Problem to work on:
Locate the lines that hold the string "swatch". Copy every such line.

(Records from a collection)
---------------
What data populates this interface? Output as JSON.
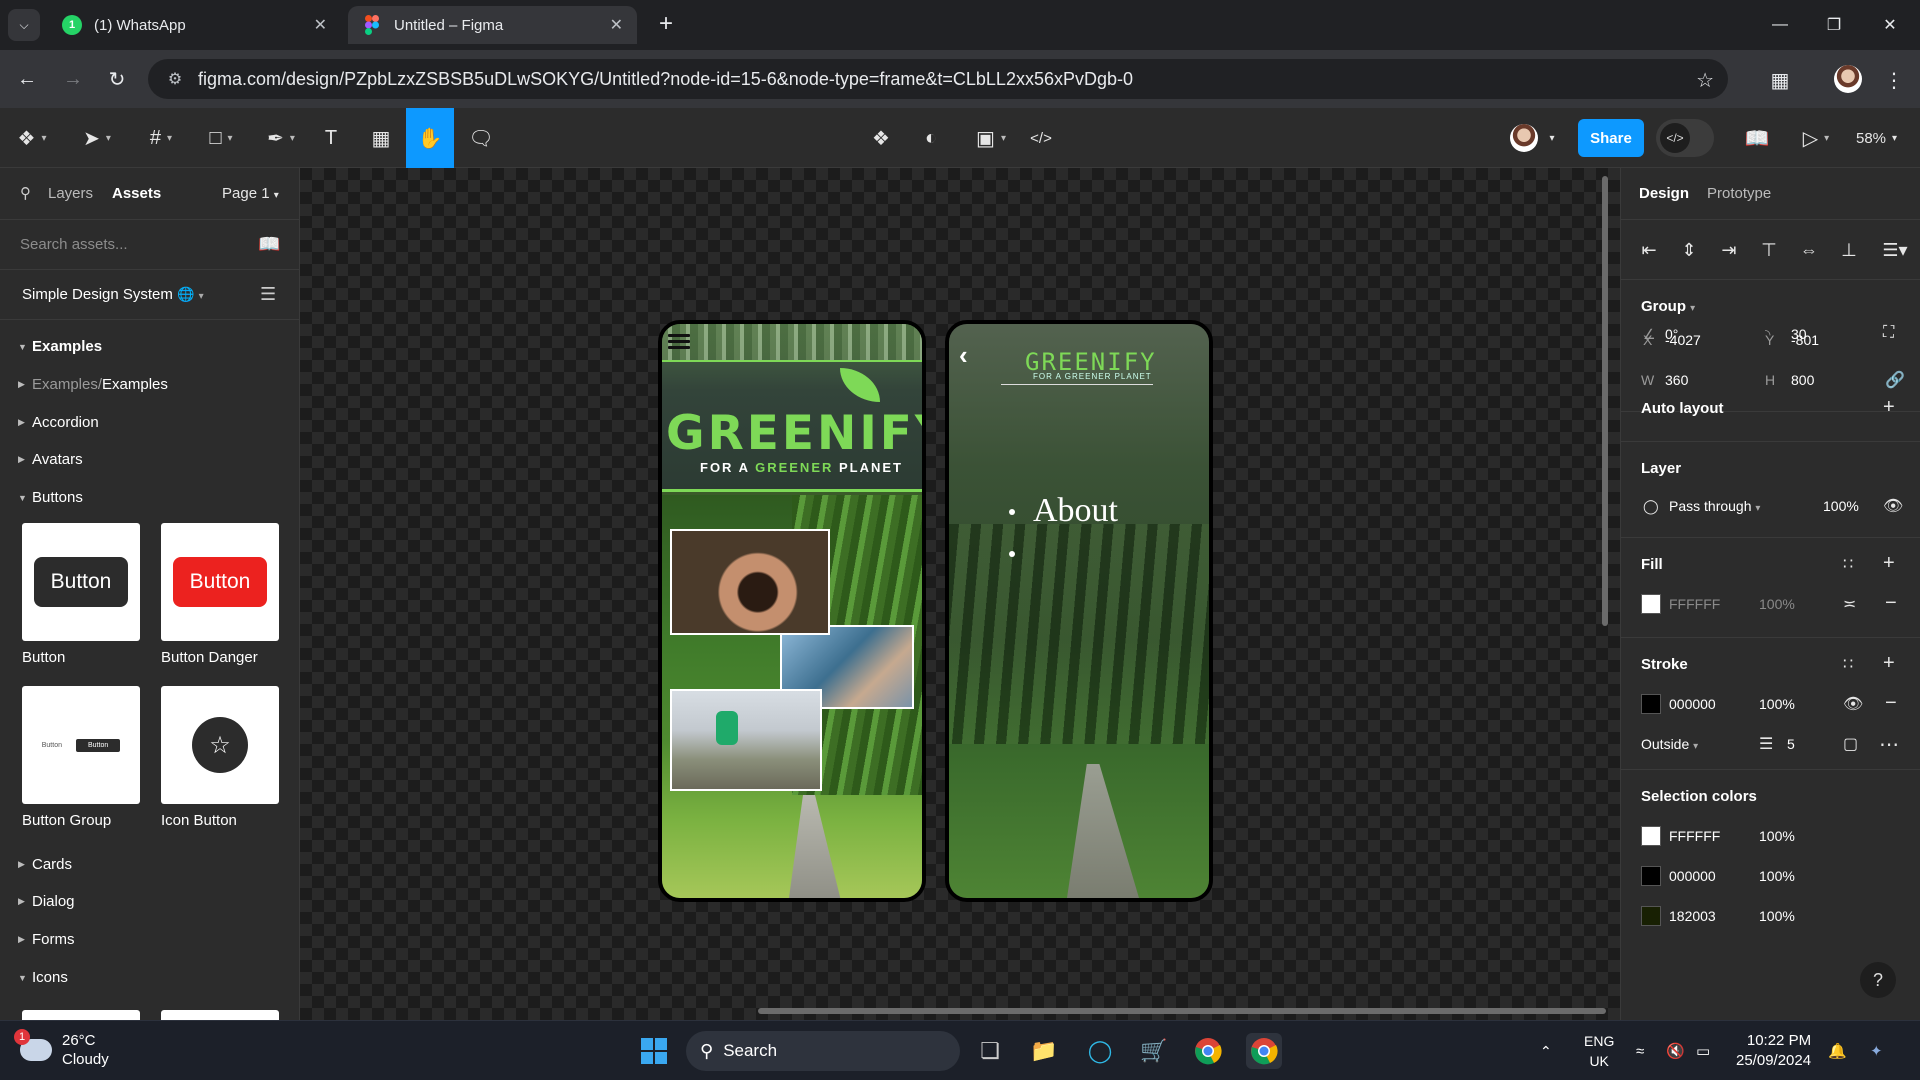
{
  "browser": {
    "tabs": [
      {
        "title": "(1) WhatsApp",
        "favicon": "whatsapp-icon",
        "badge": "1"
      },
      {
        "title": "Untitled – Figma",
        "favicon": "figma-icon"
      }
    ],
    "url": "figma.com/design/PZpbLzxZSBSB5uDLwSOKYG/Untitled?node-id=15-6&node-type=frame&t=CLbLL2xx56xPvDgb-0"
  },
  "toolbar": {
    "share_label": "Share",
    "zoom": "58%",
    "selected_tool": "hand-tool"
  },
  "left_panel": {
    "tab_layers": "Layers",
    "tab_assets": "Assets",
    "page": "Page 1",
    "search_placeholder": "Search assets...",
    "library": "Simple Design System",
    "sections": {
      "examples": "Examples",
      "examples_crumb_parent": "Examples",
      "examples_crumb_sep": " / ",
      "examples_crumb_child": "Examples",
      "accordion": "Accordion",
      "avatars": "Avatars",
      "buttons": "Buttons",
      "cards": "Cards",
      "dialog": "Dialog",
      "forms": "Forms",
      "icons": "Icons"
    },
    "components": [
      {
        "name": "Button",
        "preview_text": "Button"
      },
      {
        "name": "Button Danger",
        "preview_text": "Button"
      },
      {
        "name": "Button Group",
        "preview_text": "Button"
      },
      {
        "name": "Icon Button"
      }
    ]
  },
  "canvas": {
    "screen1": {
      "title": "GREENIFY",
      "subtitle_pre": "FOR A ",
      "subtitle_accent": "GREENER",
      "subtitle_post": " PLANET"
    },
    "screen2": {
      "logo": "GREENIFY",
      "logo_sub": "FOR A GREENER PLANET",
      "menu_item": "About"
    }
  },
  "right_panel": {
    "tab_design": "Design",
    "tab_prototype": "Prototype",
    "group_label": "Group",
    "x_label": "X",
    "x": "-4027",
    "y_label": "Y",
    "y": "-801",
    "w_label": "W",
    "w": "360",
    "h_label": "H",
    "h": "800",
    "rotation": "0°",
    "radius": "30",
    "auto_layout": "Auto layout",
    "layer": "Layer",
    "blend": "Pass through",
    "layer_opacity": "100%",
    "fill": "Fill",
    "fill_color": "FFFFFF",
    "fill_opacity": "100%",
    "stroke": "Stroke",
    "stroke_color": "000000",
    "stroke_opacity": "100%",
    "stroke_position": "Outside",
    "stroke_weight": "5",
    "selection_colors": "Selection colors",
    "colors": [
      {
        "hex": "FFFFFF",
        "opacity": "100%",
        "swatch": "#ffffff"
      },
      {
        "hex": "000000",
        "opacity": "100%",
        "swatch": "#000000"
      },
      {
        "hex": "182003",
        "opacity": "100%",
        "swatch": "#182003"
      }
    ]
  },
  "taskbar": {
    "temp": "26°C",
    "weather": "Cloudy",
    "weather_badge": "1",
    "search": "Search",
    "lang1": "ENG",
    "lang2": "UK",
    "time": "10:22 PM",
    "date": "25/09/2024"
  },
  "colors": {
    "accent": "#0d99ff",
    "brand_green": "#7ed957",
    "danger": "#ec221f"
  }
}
---------------
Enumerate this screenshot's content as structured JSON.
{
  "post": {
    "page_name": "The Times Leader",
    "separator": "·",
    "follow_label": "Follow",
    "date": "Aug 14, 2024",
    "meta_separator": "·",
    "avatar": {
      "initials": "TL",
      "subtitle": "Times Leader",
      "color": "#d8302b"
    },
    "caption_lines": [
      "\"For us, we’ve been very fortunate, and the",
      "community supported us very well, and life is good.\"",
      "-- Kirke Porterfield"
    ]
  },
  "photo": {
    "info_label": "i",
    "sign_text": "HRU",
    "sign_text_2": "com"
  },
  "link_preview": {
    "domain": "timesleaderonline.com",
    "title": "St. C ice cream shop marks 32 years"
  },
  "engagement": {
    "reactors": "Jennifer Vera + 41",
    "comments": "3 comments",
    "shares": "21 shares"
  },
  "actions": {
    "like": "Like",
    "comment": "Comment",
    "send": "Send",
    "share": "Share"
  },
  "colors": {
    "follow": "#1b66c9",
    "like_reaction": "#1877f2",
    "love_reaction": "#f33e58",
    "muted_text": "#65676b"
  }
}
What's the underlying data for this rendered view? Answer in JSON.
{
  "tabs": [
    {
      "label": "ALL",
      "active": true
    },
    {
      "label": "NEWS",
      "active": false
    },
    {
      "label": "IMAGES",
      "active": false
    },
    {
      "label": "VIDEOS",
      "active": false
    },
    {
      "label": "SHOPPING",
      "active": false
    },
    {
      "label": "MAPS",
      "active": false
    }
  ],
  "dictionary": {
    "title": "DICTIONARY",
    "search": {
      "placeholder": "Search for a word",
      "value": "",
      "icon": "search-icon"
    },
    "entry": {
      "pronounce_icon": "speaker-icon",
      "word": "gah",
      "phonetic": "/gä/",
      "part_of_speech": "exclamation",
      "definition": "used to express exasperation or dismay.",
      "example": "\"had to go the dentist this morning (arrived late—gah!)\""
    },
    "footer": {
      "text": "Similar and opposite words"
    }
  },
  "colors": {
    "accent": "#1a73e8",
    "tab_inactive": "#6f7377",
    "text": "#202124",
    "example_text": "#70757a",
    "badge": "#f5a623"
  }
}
---------------
Solution for this exercise:
        "swatch": "#ffffff"
        "swatch": "#000000"
        "swatch": "#182003"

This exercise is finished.